*WORK INSTRUCTIONS*
Scan the data beneath this task and copy each line that includes "JSON".

** START PROVIDED ENTRIES **

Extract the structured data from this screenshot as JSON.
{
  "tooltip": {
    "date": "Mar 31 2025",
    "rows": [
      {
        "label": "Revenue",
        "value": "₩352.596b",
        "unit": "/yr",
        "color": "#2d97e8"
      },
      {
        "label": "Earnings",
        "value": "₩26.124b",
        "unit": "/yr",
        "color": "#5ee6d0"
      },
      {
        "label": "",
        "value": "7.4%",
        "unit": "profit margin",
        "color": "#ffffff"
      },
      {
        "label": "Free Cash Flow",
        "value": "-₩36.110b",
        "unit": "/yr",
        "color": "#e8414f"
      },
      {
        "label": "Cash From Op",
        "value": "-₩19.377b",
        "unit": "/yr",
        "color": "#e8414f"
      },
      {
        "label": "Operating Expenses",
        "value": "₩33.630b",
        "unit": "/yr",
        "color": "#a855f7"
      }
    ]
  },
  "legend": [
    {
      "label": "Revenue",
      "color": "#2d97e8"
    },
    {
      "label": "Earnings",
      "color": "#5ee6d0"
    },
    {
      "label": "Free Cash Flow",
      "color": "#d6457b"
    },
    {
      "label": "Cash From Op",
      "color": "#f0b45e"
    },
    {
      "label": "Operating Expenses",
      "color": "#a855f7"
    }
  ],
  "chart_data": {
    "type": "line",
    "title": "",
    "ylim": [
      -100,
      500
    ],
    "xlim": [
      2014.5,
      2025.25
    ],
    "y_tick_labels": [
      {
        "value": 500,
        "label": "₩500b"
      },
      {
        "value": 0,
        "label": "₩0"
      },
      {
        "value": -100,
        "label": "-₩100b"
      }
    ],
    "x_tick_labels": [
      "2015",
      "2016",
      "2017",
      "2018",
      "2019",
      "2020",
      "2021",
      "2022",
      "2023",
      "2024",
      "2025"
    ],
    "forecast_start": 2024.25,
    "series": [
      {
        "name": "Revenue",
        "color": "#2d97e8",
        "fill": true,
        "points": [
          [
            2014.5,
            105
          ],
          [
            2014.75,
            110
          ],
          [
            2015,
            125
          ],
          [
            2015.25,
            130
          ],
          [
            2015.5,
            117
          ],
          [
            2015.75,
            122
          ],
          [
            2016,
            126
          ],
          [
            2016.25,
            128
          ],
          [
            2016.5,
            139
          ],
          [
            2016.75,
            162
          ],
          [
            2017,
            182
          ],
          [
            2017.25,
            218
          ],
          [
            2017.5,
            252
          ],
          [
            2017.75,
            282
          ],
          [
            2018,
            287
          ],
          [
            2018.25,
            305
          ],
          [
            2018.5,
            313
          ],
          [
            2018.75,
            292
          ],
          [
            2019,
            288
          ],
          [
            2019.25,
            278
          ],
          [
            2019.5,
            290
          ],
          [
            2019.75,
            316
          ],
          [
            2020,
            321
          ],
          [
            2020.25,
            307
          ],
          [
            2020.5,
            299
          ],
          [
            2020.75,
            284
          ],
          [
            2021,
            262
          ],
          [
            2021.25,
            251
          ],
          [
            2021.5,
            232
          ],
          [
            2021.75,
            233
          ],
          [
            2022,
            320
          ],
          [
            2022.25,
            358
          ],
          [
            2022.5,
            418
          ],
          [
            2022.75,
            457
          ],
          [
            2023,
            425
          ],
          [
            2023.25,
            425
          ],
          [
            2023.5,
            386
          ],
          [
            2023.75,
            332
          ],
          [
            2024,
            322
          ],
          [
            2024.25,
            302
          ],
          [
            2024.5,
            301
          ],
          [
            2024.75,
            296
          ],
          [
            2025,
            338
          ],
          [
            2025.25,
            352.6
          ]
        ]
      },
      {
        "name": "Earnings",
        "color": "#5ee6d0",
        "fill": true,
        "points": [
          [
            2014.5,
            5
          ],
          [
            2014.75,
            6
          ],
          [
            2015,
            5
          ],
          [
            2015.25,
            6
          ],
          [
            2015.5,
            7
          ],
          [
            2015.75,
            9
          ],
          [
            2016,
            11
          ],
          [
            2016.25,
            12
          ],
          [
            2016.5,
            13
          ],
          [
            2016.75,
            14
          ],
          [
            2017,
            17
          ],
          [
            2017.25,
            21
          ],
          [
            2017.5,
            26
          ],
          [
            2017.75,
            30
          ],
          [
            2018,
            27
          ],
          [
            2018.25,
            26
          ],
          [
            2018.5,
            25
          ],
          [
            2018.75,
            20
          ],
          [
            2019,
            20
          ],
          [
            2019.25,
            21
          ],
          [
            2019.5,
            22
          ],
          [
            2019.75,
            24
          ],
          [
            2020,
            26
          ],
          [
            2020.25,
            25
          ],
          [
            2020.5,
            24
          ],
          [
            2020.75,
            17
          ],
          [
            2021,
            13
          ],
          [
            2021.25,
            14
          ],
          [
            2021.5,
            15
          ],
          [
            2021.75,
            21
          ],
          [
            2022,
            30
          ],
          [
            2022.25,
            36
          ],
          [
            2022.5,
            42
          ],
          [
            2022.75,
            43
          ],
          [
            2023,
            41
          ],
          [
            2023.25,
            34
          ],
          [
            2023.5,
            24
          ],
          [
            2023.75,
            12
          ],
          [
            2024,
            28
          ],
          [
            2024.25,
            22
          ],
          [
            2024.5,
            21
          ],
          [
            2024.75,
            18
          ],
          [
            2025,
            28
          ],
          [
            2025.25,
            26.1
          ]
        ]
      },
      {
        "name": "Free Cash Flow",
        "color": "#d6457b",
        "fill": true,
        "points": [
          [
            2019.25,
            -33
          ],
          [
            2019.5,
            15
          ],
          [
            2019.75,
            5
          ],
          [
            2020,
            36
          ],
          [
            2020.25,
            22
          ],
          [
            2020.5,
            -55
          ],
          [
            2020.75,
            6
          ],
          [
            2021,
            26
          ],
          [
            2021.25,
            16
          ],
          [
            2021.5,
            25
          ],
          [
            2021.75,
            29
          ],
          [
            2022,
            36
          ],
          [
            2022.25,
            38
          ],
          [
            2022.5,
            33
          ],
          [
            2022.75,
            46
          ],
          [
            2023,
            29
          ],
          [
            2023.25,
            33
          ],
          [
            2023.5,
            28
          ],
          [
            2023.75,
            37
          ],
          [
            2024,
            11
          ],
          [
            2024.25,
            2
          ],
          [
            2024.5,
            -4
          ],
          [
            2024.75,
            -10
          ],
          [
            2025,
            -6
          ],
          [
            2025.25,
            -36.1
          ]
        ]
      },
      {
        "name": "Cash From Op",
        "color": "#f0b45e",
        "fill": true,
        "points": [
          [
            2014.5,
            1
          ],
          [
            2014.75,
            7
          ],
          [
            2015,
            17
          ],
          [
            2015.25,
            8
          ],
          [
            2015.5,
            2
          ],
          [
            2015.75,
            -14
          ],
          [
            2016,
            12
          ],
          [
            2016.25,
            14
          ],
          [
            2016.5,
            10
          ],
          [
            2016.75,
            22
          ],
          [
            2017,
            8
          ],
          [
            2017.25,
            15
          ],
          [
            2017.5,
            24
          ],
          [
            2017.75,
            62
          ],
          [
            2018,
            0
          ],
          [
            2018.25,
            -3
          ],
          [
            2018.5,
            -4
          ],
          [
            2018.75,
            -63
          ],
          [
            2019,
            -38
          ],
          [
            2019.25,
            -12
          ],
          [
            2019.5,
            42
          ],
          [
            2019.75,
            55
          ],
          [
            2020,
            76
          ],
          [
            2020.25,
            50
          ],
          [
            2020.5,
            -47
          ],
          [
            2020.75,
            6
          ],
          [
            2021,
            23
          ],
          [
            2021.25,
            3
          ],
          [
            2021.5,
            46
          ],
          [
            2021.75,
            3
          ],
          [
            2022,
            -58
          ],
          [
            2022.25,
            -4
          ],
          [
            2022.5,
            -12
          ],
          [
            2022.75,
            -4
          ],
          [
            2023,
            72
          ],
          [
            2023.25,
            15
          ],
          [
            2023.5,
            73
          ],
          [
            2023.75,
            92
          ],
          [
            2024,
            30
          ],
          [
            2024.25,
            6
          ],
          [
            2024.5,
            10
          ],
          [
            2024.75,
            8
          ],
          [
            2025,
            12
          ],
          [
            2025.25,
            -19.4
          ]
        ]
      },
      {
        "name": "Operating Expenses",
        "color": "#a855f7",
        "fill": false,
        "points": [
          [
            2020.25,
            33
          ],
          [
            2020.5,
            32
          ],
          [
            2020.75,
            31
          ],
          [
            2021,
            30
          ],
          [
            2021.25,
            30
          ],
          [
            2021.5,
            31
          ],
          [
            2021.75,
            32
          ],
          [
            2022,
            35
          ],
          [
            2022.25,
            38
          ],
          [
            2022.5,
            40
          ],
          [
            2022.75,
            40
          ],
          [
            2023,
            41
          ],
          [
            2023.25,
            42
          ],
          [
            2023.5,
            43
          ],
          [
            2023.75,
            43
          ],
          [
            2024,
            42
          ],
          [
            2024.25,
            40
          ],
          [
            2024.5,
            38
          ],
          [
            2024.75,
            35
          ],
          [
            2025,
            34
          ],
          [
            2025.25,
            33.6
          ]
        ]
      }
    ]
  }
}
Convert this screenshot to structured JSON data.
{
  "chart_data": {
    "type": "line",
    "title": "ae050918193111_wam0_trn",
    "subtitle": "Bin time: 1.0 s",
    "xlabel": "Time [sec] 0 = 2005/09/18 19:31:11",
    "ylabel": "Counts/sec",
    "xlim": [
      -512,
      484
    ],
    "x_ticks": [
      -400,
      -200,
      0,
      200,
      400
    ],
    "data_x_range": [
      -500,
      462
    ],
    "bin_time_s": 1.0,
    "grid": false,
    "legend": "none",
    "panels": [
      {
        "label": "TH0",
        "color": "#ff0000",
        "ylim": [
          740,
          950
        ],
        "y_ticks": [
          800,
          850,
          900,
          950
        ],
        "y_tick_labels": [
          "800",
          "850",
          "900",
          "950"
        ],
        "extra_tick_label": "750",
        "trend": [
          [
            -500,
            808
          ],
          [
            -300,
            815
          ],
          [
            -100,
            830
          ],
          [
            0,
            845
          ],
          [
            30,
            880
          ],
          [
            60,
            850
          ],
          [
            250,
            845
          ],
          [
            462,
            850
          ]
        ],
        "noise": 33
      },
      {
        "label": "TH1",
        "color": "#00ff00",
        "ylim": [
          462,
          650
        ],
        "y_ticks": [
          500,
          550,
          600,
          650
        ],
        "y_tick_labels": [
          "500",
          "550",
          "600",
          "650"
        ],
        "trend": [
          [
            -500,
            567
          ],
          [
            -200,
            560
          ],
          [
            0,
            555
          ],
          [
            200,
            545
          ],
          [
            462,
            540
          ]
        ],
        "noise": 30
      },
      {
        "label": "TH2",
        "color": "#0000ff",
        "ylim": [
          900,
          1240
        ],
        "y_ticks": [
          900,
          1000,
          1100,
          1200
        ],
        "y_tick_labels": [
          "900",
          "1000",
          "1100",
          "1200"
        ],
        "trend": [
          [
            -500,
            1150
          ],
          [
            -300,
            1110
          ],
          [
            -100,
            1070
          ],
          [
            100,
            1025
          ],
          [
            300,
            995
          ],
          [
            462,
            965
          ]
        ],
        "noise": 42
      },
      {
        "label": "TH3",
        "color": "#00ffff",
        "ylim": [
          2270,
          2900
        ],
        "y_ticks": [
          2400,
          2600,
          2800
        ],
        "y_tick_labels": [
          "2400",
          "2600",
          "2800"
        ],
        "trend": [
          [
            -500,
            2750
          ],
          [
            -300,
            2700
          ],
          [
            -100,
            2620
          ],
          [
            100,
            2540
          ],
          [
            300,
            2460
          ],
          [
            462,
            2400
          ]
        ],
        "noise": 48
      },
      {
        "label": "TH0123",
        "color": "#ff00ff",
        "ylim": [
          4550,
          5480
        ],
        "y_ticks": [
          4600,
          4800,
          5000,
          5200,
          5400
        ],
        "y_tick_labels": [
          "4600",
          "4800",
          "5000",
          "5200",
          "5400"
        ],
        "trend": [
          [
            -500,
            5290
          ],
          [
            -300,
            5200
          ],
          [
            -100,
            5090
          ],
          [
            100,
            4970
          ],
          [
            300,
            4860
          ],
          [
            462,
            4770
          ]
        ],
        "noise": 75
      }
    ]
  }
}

** END PROVIDED ENTRIES **

*SOLUTION*
Extract the structured data from this screenshot as JSON.
Convert this screenshot to structured JSON data.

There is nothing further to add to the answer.